▶

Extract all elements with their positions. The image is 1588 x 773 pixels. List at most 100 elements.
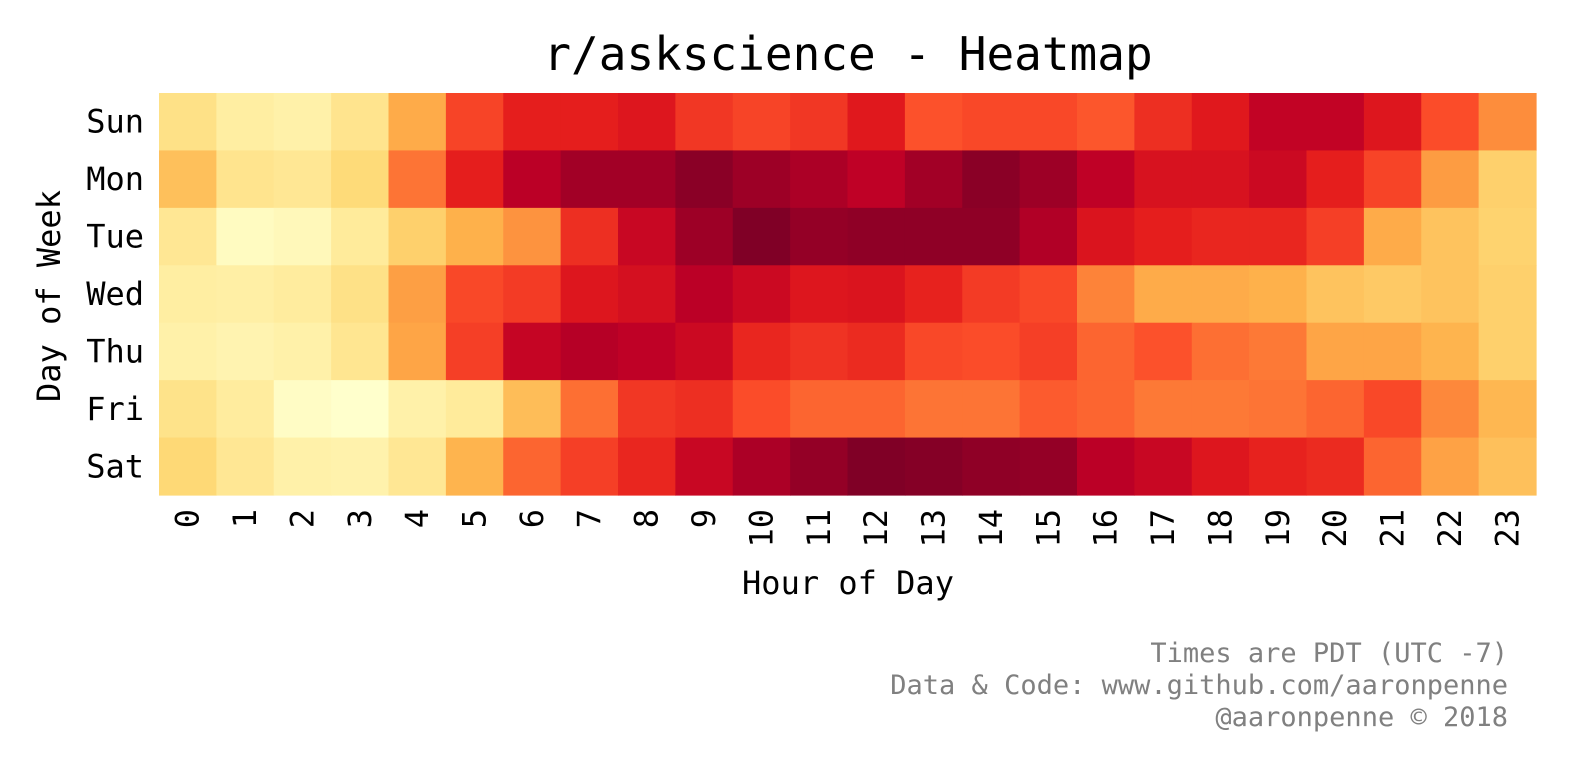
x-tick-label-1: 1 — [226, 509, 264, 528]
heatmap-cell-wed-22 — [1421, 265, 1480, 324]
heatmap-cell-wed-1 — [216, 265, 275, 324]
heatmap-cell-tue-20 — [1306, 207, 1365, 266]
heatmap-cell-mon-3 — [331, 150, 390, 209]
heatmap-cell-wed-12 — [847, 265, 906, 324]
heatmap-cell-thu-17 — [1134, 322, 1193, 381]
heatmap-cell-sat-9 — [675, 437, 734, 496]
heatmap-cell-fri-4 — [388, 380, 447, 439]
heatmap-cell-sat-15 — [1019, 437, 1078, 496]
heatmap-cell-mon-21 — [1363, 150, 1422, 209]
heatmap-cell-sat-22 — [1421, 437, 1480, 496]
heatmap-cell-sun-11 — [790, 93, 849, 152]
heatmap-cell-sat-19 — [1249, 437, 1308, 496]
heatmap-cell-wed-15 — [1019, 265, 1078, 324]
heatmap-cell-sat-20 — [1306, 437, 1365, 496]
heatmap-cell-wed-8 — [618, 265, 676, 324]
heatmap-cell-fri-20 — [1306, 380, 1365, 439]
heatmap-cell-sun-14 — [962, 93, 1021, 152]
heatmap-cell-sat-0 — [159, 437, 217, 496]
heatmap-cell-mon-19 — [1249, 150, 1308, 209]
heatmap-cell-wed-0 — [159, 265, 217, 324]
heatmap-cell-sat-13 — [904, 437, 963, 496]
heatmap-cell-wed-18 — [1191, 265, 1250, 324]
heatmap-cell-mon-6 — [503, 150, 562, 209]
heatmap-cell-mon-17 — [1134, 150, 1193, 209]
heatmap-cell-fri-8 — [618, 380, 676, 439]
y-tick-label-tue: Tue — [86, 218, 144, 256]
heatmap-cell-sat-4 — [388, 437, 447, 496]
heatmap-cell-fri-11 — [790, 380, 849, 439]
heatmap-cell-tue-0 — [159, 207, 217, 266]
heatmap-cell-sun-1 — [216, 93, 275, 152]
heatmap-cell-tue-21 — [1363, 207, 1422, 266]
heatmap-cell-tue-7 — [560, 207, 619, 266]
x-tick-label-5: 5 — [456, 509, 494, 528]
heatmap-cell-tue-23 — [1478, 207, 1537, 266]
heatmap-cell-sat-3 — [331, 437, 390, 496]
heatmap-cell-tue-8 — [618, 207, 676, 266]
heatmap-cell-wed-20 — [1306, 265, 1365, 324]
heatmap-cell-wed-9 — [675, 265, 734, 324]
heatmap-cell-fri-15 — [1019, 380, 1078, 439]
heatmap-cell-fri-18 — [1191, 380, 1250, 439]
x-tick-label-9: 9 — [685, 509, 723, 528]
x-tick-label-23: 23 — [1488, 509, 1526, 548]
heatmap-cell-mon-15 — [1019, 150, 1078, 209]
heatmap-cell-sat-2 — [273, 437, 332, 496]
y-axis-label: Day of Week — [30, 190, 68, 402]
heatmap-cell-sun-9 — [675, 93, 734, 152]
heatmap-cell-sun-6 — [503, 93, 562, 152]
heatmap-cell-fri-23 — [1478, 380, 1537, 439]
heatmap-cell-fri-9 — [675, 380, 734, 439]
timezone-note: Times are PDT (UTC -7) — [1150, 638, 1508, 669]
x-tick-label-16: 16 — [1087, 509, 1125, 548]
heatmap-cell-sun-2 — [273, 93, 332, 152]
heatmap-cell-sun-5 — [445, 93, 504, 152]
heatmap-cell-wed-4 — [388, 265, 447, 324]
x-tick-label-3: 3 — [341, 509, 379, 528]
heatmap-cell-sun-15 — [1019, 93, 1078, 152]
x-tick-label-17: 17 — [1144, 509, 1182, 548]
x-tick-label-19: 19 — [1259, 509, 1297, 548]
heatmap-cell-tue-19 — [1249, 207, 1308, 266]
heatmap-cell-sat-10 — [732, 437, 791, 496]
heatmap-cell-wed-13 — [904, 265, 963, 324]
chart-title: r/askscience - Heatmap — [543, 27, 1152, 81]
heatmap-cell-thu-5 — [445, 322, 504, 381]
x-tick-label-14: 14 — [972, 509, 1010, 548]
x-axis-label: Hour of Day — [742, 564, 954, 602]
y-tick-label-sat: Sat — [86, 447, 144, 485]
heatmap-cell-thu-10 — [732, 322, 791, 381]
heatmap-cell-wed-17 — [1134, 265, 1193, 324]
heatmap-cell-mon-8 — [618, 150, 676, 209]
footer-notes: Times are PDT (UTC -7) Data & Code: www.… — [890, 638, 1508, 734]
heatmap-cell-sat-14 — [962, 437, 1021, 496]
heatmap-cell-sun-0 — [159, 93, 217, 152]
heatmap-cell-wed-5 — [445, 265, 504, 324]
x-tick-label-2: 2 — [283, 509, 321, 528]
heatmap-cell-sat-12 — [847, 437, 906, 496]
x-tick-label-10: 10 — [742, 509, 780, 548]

◀

Can you return every line of the material above word for word, with the picture left out?

Extract all elements with their positions. The image is 1588 x 773 pixels. List at most 100 elements.
x-tick-label-1: 1 — [226, 509, 264, 528]
heatmap-cell-wed-22 — [1421, 265, 1480, 324]
heatmap-cell-wed-1 — [216, 265, 275, 324]
heatmap-cell-tue-20 — [1306, 207, 1365, 266]
heatmap-cell-mon-3 — [331, 150, 390, 209]
heatmap-cell-wed-12 — [847, 265, 906, 324]
heatmap-cell-thu-17 — [1134, 322, 1193, 381]
heatmap-cell-sat-9 — [675, 437, 734, 496]
heatmap-cell-fri-4 — [388, 380, 447, 439]
heatmap-cell-sat-15 — [1019, 437, 1078, 496]
heatmap-cell-mon-21 — [1363, 150, 1422, 209]
heatmap-cell-sat-22 — [1421, 437, 1480, 496]
heatmap-cell-sun-11 — [790, 93, 849, 152]
heatmap-cell-sat-19 — [1249, 437, 1308, 496]
heatmap-cell-wed-15 — [1019, 265, 1078, 324]
heatmap-cell-sat-20 — [1306, 437, 1365, 496]
heatmap-cell-wed-8 — [618, 265, 676, 324]
heatmap-cell-fri-20 — [1306, 380, 1365, 439]
heatmap-cell-sun-14 — [962, 93, 1021, 152]
heatmap-cell-sat-0 — [159, 437, 217, 496]
heatmap-cell-mon-19 — [1249, 150, 1308, 209]
heatmap-cell-wed-0 — [159, 265, 217, 324]
heatmap-cell-sat-13 — [904, 437, 963, 496]
heatmap-cell-wed-18 — [1191, 265, 1250, 324]
heatmap-cell-mon-6 — [503, 150, 562, 209]
heatmap-cell-mon-17 — [1134, 150, 1193, 209]
heatmap-cell-fri-8 — [618, 380, 676, 439]
y-tick-label-tue: Tue — [86, 218, 144, 256]
heatmap-cell-sat-4 — [388, 437, 447, 496]
heatmap-cell-fri-11 — [790, 380, 849, 439]
heatmap-cell-tue-0 — [159, 207, 217, 266]
heatmap-cell-sun-1 — [216, 93, 275, 152]
heatmap-cell-tue-21 — [1363, 207, 1422, 266]
heatmap-cell-tue-7 — [560, 207, 619, 266]
x-tick-label-5: 5 — [456, 509, 494, 528]
heatmap-cell-tue-23 — [1478, 207, 1537, 266]
heatmap-cell-sat-3 — [331, 437, 390, 496]
heatmap-cell-tue-8 — [618, 207, 676, 266]
heatmap-cell-wed-20 — [1306, 265, 1365, 324]
heatmap-cell-wed-9 — [675, 265, 734, 324]
heatmap-cell-fri-15 — [1019, 380, 1078, 439]
heatmap-cell-fri-18 — [1191, 380, 1250, 439]
x-tick-label-9: 9 — [685, 509, 723, 528]
x-tick-label-23: 23 — [1488, 509, 1526, 548]
heatmap-cell-mon-15 — [1019, 150, 1078, 209]
heatmap-cell-sat-2 — [273, 437, 332, 496]
y-axis-label: Day of Week — [30, 190, 68, 402]
heatmap-cell-sun-9 — [675, 93, 734, 152]
heatmap-cell-sun-6 — [503, 93, 562, 152]
heatmap-cell-fri-23 — [1478, 380, 1537, 439]
heatmap-cell-fri-9 — [675, 380, 734, 439]
timezone-note: Times are PDT (UTC -7) — [1150, 638, 1508, 669]
x-tick-label-16: 16 — [1087, 509, 1125, 548]
heatmap-cell-sun-2 — [273, 93, 332, 152]
heatmap-cell-sun-5 — [445, 93, 504, 152]
heatmap-cell-wed-4 — [388, 265, 447, 324]
x-tick-label-3: 3 — [341, 509, 379, 528]
heatmap-cell-sun-15 — [1019, 93, 1078, 152]
x-tick-label-17: 17 — [1144, 509, 1182, 548]
x-tick-label-19: 19 — [1259, 509, 1297, 548]
heatmap-cell-tue-19 — [1249, 207, 1308, 266]
heatmap-cell-sat-10 — [732, 437, 791, 496]
heatmap-cell-wed-13 — [904, 265, 963, 324]
chart-title: r/askscience - Heatmap — [543, 27, 1152, 81]
heatmap-cell-thu-5 — [445, 322, 504, 381]
x-tick-label-14: 14 — [972, 509, 1010, 548]
x-axis-label: Hour of Day — [742, 564, 954, 602]
y-tick-label-sat: Sat — [86, 447, 144, 485]
heatmap-cell-thu-10 — [732, 322, 791, 381]
heatmap-cell-wed-17 — [1134, 265, 1193, 324]
heatmap-cell-mon-8 — [618, 150, 676, 209]
footer-notes: Times are PDT (UTC -7) Data & Code: www.… — [890, 638, 1508, 734]
heatmap-cell-sat-14 — [962, 437, 1021, 496]
heatmap-cell-sun-0 — [159, 93, 217, 152]
heatmap-cell-wed-5 — [445, 265, 504, 324]
x-tick-label-2: 2 — [283, 509, 321, 528]
heatmap-cell-sat-12 — [847, 437, 906, 496]
x-tick-label-10: 10 — [742, 509, 780, 548]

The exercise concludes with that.